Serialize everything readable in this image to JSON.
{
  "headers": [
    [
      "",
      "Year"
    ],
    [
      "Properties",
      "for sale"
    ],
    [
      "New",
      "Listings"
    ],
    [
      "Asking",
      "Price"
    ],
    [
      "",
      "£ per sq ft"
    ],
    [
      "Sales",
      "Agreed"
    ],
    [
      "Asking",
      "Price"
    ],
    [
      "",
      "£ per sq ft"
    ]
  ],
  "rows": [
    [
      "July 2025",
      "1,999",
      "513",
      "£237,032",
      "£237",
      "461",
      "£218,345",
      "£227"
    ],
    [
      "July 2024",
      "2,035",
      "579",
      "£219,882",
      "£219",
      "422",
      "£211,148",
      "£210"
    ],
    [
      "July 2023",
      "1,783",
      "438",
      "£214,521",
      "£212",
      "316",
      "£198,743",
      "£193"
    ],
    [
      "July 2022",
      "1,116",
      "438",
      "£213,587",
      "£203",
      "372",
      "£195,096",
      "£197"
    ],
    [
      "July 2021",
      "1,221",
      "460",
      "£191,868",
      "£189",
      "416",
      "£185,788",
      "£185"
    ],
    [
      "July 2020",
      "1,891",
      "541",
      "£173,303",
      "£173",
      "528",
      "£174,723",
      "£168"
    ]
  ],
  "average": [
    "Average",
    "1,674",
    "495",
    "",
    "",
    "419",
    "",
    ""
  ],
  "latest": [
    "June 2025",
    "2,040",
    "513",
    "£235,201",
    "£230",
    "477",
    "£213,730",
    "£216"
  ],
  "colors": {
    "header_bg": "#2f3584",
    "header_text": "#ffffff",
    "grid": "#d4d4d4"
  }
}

::::::::

- EXERCISE GOAL
Where a line above holds the string "July", show that line.

- PROBLEM SOLUTION
      "July 2025",
      "July 2024",
      "July 2023",
      "July 2022",
      "July 2021",
      "July 2020",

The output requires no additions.